* Your goal: Work through the material below line by line and say how many lines include the word "выполненными". Only the number, please.

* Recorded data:
▬▬▬▬▬▬▬▬▬▬
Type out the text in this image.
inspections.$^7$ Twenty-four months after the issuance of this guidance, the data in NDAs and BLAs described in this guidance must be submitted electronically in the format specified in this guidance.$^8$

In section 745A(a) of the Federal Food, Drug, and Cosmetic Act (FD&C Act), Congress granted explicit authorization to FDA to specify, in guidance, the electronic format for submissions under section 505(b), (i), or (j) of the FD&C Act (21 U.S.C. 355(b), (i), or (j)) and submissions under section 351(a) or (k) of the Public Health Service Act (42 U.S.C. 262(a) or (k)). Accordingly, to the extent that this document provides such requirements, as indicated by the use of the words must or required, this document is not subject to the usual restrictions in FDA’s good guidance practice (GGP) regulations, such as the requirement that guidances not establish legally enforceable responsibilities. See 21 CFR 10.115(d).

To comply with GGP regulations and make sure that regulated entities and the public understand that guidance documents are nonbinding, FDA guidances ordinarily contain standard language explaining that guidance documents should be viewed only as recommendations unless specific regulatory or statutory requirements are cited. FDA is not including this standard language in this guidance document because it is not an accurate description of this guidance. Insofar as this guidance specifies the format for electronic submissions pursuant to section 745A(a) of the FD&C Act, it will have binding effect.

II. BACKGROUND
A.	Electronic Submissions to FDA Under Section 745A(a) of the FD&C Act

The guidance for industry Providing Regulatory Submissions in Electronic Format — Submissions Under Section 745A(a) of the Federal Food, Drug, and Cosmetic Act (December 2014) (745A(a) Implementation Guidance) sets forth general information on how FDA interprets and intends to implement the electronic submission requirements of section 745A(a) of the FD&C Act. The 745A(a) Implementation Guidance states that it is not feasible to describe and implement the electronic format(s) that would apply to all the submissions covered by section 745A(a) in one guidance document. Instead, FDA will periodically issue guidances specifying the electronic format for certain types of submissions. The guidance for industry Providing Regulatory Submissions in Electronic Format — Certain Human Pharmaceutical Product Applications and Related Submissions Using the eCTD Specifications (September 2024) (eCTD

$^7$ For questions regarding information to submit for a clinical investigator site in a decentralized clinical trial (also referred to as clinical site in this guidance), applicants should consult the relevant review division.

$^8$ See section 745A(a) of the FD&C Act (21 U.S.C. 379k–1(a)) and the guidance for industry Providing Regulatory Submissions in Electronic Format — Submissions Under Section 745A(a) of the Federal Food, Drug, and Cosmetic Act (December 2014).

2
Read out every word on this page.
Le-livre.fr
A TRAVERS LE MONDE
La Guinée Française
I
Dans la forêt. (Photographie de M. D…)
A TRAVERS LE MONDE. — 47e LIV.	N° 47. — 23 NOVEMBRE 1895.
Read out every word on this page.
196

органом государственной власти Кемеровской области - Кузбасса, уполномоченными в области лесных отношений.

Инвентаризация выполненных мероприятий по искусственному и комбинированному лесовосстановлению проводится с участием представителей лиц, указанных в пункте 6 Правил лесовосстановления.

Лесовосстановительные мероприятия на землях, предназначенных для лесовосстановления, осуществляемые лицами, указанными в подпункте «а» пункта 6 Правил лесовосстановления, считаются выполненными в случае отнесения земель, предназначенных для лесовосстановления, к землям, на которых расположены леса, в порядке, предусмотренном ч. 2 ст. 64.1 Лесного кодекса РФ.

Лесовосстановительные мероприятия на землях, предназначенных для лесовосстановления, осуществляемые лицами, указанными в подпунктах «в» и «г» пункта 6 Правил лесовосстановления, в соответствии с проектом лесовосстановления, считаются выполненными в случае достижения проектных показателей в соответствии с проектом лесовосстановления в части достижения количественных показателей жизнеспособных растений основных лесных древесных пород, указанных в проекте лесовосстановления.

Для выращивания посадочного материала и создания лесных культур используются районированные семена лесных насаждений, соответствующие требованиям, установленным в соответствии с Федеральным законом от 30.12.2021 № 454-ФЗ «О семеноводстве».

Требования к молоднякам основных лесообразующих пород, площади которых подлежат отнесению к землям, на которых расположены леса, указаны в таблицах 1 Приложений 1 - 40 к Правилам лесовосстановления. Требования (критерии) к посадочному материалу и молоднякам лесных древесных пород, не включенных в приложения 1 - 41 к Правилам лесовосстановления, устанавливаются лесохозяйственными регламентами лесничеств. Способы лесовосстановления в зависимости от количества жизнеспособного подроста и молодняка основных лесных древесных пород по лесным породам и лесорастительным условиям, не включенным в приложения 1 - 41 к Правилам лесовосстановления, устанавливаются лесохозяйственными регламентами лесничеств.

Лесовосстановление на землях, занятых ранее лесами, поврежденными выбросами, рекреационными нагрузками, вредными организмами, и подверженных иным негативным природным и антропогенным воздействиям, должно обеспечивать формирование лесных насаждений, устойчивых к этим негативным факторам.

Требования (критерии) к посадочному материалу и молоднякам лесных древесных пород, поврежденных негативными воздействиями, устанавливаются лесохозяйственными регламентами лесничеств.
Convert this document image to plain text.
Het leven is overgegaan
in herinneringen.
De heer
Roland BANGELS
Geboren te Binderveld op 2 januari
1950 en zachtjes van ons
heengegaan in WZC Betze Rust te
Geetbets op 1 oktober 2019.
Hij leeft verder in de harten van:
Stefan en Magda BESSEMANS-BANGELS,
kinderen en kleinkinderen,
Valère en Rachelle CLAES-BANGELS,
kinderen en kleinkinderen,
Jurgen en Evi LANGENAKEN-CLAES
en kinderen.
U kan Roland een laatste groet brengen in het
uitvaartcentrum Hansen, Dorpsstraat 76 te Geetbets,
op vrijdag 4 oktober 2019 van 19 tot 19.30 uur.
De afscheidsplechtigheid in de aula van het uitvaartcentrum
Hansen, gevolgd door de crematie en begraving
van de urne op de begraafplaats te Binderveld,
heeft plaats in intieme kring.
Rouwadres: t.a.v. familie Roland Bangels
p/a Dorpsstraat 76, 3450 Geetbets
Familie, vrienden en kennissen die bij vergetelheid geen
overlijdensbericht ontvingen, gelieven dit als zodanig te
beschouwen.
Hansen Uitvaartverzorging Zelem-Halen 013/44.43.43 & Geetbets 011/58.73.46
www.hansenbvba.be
▬▬▬▬▬▬▬▬▬▬
* Right answer: 2